Copy out all of the data exactly as it appears.

________________

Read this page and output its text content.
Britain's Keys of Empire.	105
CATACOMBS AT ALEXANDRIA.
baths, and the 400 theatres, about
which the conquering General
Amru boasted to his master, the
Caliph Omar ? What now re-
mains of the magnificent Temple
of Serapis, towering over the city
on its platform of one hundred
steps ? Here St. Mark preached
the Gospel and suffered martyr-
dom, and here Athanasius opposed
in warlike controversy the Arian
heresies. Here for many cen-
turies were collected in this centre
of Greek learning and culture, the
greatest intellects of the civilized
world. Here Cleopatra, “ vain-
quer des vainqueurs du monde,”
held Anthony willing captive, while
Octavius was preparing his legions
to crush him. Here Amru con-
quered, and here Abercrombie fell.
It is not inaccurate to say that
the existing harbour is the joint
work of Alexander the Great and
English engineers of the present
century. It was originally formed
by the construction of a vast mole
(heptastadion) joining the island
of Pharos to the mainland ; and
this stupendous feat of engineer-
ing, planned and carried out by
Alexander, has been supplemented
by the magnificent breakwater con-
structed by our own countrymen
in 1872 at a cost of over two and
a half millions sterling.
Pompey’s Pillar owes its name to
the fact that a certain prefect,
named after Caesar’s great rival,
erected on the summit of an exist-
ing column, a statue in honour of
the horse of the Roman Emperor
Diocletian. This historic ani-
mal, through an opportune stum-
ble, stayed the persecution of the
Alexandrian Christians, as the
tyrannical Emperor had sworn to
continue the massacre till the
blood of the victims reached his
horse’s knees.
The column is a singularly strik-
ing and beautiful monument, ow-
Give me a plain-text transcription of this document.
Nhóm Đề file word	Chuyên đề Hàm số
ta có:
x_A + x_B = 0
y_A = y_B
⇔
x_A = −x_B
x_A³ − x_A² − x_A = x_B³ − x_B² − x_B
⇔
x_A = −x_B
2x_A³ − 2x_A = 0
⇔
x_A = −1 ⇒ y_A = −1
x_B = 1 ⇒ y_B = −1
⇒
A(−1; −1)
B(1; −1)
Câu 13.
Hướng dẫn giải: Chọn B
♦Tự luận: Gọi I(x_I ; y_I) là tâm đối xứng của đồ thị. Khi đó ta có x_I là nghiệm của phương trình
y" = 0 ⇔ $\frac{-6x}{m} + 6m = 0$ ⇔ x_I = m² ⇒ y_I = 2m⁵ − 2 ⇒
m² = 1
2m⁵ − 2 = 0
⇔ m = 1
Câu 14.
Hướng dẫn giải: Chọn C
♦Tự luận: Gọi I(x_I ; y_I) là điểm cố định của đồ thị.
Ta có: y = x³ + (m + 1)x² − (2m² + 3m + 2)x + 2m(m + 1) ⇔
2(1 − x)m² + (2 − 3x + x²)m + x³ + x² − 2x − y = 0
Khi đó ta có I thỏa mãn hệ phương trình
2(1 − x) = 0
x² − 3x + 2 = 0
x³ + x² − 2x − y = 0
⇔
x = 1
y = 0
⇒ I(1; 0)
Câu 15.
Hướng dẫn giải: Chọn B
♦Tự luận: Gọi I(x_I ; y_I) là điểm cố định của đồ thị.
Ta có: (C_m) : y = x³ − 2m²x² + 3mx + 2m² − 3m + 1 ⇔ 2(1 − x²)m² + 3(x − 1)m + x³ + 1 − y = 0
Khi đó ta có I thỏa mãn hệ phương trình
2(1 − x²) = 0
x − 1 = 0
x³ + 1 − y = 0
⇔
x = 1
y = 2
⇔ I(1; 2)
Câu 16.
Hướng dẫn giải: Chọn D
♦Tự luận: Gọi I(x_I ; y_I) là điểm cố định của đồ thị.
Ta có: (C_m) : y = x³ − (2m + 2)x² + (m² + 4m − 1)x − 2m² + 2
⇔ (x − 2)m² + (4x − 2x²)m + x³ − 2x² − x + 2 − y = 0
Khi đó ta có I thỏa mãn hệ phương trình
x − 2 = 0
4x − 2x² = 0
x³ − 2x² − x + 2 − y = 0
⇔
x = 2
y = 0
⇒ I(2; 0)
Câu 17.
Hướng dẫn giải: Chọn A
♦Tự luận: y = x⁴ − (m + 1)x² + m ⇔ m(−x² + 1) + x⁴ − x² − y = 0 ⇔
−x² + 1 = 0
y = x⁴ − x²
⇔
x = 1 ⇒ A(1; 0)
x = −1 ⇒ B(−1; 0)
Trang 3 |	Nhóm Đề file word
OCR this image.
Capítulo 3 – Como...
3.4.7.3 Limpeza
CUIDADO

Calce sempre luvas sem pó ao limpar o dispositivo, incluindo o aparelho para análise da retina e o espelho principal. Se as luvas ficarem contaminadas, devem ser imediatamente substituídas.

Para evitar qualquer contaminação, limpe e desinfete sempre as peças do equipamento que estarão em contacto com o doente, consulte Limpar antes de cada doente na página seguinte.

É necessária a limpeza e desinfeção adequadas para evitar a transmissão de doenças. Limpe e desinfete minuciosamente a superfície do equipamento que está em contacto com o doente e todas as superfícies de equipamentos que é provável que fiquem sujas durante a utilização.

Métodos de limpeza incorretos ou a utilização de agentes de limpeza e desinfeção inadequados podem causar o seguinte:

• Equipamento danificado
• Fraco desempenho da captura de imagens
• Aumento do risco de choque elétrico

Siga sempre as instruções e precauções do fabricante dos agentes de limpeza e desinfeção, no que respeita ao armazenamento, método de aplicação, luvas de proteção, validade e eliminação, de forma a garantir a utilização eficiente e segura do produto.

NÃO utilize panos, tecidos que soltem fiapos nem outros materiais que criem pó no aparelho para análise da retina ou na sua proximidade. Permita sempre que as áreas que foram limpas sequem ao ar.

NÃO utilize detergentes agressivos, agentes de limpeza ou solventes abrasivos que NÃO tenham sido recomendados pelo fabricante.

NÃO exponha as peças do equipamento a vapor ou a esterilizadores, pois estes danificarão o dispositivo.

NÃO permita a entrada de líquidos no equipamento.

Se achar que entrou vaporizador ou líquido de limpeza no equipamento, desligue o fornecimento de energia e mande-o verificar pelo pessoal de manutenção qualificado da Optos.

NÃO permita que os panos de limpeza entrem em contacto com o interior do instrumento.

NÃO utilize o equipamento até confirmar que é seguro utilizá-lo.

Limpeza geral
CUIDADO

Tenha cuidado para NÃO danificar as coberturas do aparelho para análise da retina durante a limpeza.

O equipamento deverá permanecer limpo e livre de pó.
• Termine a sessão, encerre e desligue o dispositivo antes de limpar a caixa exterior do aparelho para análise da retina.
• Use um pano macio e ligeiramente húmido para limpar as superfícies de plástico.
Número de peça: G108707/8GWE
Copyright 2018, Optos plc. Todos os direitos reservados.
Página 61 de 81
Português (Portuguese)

________________

SOLUTION TO THE PROBLEM
Read this page and output its text content.
Britain's Keys of Empire.	105
CATACOMBS AT ALEXANDRIA.
baths, and the 400 theatres, about
which the conquering General
Amru boasted to his master, the
Caliph Omar ? What now re-
mains of the magnificent Temple
of Serapis, towering over the city
on its platform of one hundred
steps ? Here St. Mark preached
the Gospel and suffered martyr-
dom, and here Athanasius opposed
in warlike controversy the Arian
heresies. Here for many cen-
turies were collected in this centre
of Greek learning and culture, the
greatest intellects of the civilized
world. Here Cleopatra, “ vain-
quer des vainqueurs du monde,”
held Anthony willing captive, while
Octavius was preparing his legions
to crush him. Here Amru con-
quered, and here Abercrombie fell.
It is not inaccurate to say that
the existing harbour is the joint
work of Alexander the Great and
English engineers of the present
century. It was originally formed
by the construction of a vast mole
(heptastadion) joining the island
of Pharos to the mainland ; and
this stupendous feat of engineer-
ing, planned and carried out by
Alexander, has been supplemented
by the magnificent breakwater con-
structed by our own countrymen
in 1872 at a cost of over two and
a half millions sterling.
Pompey’s Pillar owes its name to
the fact that a certain prefect,
named after Caesar’s great rival,
erected on the summit of an exist-
ing column, a statue in honour of
the horse of the Roman Emperor
Diocletian. This historic ani-
mal, through an opportune stum-
ble, stayed the persecution of the
Alexandrian Christians, as the
tyrannical Emperor had sworn to
continue the massacre till the
blood of the victims reached his
horse’s knees.
The column is a singularly strik-
ing and beautiful monument, ow-
Give me a plain-text transcription of this document.
Nhóm Đề file word	Chuyên đề Hàm số
ta có:
x_A + x_B = 0
y_A = y_B
⇔
x_A = −x_B
x_A³ − x_A² − x_A = x_B³ − x_B² − x_B
⇔
x_A = −x_B
2x_A³ − 2x_A = 0
⇔
x_A = −1 ⇒ y_A = −1
x_B = 1 ⇒ y_B = −1
⇒
A(−1; −1)
B(1; −1)
Câu 13.
Hướng dẫn giải: Chọn B
♦Tự luận: Gọi I(x_I ; y_I) là tâm đối xứng của đồ thị. Khi đó ta có x_I là nghiệm của phương trình
y" = 0 ⇔ $\frac{-6x}{m} + 6m = 0$ ⇔ x_I = m² ⇒ y_I = 2m⁵ − 2 ⇒
m² = 1
2m⁵ − 2 = 0
⇔ m = 1
Câu 14.
Hướng dẫn giải: Chọn C
♦Tự luận: Gọi I(x_I ; y_I) là điểm cố định của đồ thị.
Ta có: y = x³ + (m + 1)x² − (2m² + 3m + 2)x + 2m(m + 1) ⇔
2(1 − x)m² + (2 − 3x + x²)m + x³ + x² − 2x − y = 0
Khi đó ta có I thỏa mãn hệ phương trình
2(1 − x) = 0
x² − 3x + 2 = 0
x³ + x² − 2x − y = 0
⇔
x = 1
y = 0
⇒ I(1; 0)
Câu 15.
Hướng dẫn giải: Chọn B
♦Tự luận: Gọi I(x_I ; y_I) là điểm cố định của đồ thị.
Ta có: (C_m) : y = x³ − 2m²x² + 3mx + 2m² − 3m + 1 ⇔ 2(1 − x²)m² + 3(x − 1)m + x³ + 1 − y = 0
Khi đó ta có I thỏa mãn hệ phương trình
2(1 − x²) = 0
x − 1 = 0
x³ + 1 − y = 0
⇔
x = 1
y = 2
⇔ I(1; 2)
Câu 16.
Hướng dẫn giải: Chọn D
♦Tự luận: Gọi I(x_I ; y_I) là điểm cố định của đồ thị.
Ta có: (C_m) : y = x³ − (2m + 2)x² + (m² + 4m − 1)x − 2m² + 2
⇔ (x − 2)m² + (4x − 2x²)m + x³ − 2x² − x + 2 − y = 0
Khi đó ta có I thỏa mãn hệ phương trình
x − 2 = 0
4x − 2x² = 0
x³ − 2x² − x + 2 − y = 0
⇔
x = 2
y = 0
⇒ I(2; 0)
Câu 17.
Hướng dẫn giải: Chọn A
♦Tự luận: y = x⁴ − (m + 1)x² + m ⇔ m(−x² + 1) + x⁴ − x² − y = 0 ⇔
−x² + 1 = 0
y = x⁴ − x²
⇔
x = 1 ⇒ A(1; 0)
x = −1 ⇒ B(−1; 0)
Trang 3 |	Nhóm Đề file word
OCR this image.
Capítulo 3 – Como...
3.4.7.3 Limpeza
CUIDADO

Calce sempre luvas sem pó ao limpar o dispositivo, incluindo o aparelho para análise da retina e o espelho principal. Se as luvas ficarem contaminadas, devem ser imediatamente substituídas.

Para evitar qualquer contaminação, limpe e desinfete sempre as peças do equipamento que estarão em contacto com o doente, consulte Limpar antes de cada doente na página seguinte.

É necessária a limpeza e desinfeção adequadas para evitar a transmissão de doenças. Limpe e desinfete minuciosamente a superfície do equipamento que está em contacto com o doente e todas as superfícies de equipamentos que é provável que fiquem sujas durante a utilização.

Métodos de limpeza incorretos ou a utilização de agentes de limpeza e desinfeção inadequados podem causar o seguinte:

• Equipamento danificado
• Fraco desempenho da captura de imagens
• Aumento do risco de choque elétrico

Siga sempre as instruções e precauções do fabricante dos agentes de limpeza e desinfeção, no que respeita ao armazenamento, método de aplicação, luvas de proteção, validade e eliminação, de forma a garantir a utilização eficiente e segura do produto.

NÃO utilize panos, tecidos que soltem fiapos nem outros materiais que criem pó no aparelho para análise da retina ou na sua proximidade. Permita sempre que as áreas que foram limpas sequem ao ar.

NÃO utilize detergentes agressivos, agentes de limpeza ou solventes abrasivos que NÃO tenham sido recomendados pelo fabricante.

NÃO exponha as peças do equipamento a vapor ou a esterilizadores, pois estes danificarão o dispositivo.

NÃO permita a entrada de líquidos no equipamento.

Se achar que entrou vaporizador ou líquido de limpeza no equipamento, desligue o fornecimento de energia e mande-o verificar pelo pessoal de manutenção qualificado da Optos.

NÃO permita que os panos de limpeza entrem em contacto com o interior do instrumento.

NÃO utilize o equipamento até confirmar que é seguro utilizá-lo.

Limpeza geral
CUIDADO

Tenha cuidado para NÃO danificar as coberturas do aparelho para análise da retina durante a limpeza.

O equipamento deverá permanecer limpo e livre de pó.
• Termine a sessão, encerre e desligue o dispositivo antes de limpar a caixa exterior do aparelho para análise da retina.
• Use um pano macio e ligeiramente húmido para limpar as superfícies de plástico.
Número de peça: G108707/8GWE
Copyright 2018, Optos plc. Todos os direitos reservados.
Página 61 de 81
Português (Portuguese)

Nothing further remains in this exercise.